■ **Directions for this task**: Each record that follows should be repeated exactly, minus any images.

[Extracted material start]

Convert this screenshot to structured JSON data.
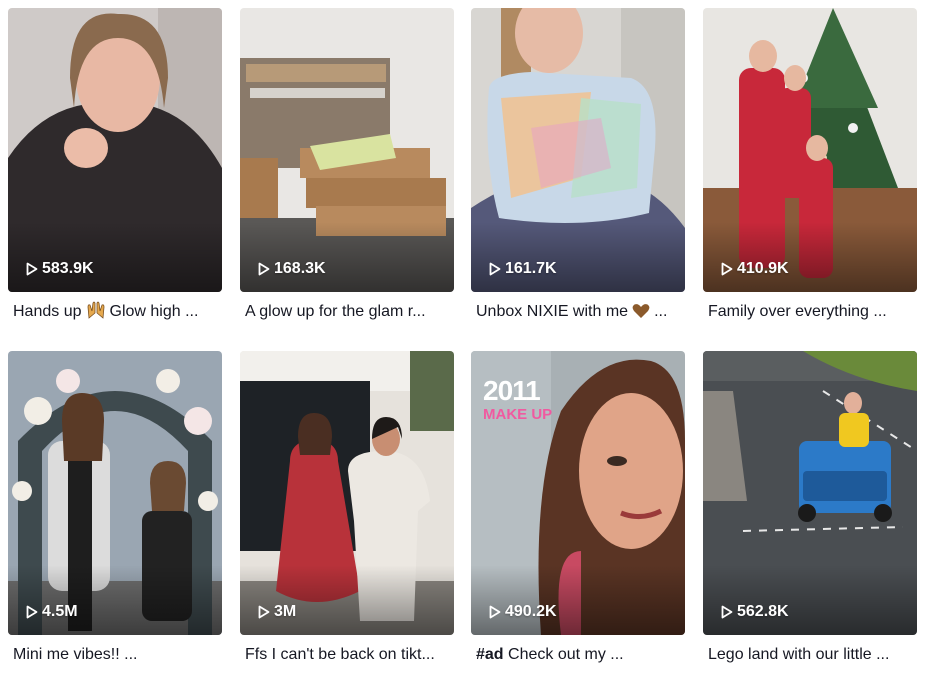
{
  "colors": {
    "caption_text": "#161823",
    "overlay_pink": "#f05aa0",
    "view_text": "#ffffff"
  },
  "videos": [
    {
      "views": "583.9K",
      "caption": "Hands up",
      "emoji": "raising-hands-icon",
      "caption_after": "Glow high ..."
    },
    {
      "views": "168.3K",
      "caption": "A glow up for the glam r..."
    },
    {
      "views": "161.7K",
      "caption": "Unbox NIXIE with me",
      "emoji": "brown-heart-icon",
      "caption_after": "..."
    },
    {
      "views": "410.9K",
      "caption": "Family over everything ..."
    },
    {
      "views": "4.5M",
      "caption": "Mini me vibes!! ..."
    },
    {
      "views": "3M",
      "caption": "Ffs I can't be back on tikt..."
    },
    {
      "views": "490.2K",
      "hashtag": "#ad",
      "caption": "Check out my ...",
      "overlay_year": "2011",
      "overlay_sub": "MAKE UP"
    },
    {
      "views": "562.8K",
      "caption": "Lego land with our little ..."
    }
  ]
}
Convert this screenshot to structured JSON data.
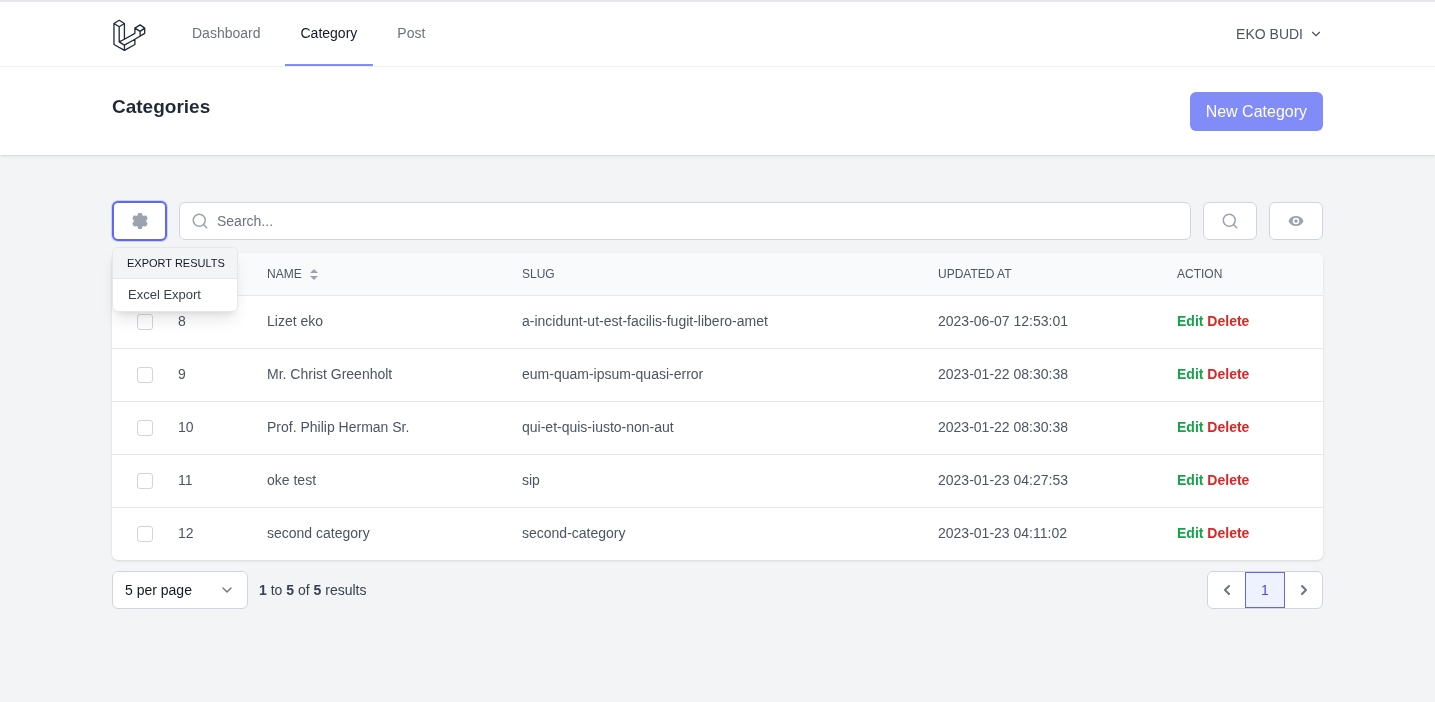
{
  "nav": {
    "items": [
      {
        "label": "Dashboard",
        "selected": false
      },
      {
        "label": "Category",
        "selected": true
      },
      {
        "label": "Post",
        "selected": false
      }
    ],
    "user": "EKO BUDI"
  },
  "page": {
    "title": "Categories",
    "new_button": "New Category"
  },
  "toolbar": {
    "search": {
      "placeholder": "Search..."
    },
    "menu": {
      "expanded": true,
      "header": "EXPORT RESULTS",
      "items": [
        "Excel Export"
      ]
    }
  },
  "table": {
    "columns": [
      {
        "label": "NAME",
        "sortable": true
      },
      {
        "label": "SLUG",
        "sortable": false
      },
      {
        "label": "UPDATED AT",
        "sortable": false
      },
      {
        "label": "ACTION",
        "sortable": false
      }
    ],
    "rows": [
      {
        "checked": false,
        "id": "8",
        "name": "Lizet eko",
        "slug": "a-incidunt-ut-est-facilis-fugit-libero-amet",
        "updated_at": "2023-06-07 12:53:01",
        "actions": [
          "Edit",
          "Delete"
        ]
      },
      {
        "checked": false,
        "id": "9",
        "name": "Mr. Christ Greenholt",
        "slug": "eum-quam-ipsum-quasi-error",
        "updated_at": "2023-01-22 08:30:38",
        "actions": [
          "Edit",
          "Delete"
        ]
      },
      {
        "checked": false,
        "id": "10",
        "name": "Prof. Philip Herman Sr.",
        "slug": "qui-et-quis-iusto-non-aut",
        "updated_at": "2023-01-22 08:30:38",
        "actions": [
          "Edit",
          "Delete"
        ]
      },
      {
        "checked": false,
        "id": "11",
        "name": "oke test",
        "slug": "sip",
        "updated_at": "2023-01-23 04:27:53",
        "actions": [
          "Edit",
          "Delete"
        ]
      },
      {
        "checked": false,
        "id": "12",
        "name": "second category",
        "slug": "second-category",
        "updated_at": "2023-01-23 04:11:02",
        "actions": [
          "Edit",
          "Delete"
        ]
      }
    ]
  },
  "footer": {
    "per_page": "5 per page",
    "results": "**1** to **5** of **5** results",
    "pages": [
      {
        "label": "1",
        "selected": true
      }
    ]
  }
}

[Extracted material end]

■ **Exercise result**:
Convert this screenshot to structured JSON data.
{
  "colors": {
    "caption_text": "#161823",
    "overlay_pink": "#f05aa0",
    "view_text": "#ffffff"
  },
  "videos": [
    {
      "views": "583.9K",
      "caption": "Hands up",
      "emoji": "raising-hands-icon",
      "caption_after": "Glow high ..."
    },
    {
      "views": "168.3K",
      "caption": "A glow up for the glam r..."
    },
    {
      "views": "161.7K",
      "caption": "Unbox NIXIE with me",
      "emoji": "brown-heart-icon",
      "caption_after": "..."
    },
    {
      "views": "410.9K",
      "caption": "Family over everything ..."
    },
    {
      "views": "4.5M",
      "caption": "Mini me vibes!! ..."
    },
    {
      "views": "3M",
      "caption": "Ffs I can't be back on tikt..."
    },
    {
      "views": "490.2K",
      "hashtag": "#ad",
      "caption": "Check out my ...",
      "overlay_year": "2011",
      "overlay_sub": "MAKE UP"
    },
    {
      "views": "562.8K",
      "caption": "Lego land with our little ..."
    }
  ]
}
Convert this screenshot to structured JSON data.
{
  "nav": {
    "items": [
      {
        "label": "Dashboard",
        "selected": false
      },
      {
        "label": "Category",
        "selected": true
      },
      {
        "label": "Post",
        "selected": false
      }
    ],
    "user": "EKO BUDI"
  },
  "page": {
    "title": "Categories",
    "new_button": "New Category"
  },
  "toolbar": {
    "search": {
      "placeholder": "Search..."
    },
    "menu": {
      "expanded": true,
      "header": "EXPORT RESULTS",
      "items": [
        "Excel Export"
      ]
    }
  },
  "table": {
    "columns": [
      {
        "label": "NAME",
        "sortable": true
      },
      {
        "label": "SLUG",
        "sortable": false
      },
      {
        "label": "UPDATED AT",
        "sortable": false
      },
      {
        "label": "ACTION",
        "sortable": false
      }
    ],
    "rows": [
      {
        "checked": false,
        "id": "8",
        "name": "Lizet eko",
        "slug": "a-incidunt-ut-est-facilis-fugit-libero-amet",
        "updated_at": "2023-06-07 12:53:01",
        "actions": [
          "Edit",
          "Delete"
        ]
      },
      {
        "checked": false,
        "id": "9",
        "name": "Mr. Christ Greenholt",
        "slug": "eum-quam-ipsum-quasi-error",
        "updated_at": "2023-01-22 08:30:38",
        "actions": [
          "Edit",
          "Delete"
        ]
      },
      {
        "checked": false,
        "id": "10",
        "name": "Prof. Philip Herman Sr.",
        "slug": "qui-et-quis-iusto-non-aut",
        "updated_at": "2023-01-22 08:30:38",
        "actions": [
          "Edit",
          "Delete"
        ]
      },
      {
        "checked": false,
        "id": "11",
        "name": "oke test",
        "slug": "sip",
        "updated_at": "2023-01-23 04:27:53",
        "actions": [
          "Edit",
          "Delete"
        ]
      },
      {
        "checked": false,
        "id": "12",
        "name": "second category",
        "slug": "second-category",
        "updated_at": "2023-01-23 04:11:02",
        "actions": [
          "Edit",
          "Delete"
        ]
      }
    ]
  },
  "footer": {
    "per_page": "5 per page",
    "results": "**1** to **5** of **5** results",
    "pages": [
      {
        "label": "1",
        "selected": true
      }
    ]
  }
}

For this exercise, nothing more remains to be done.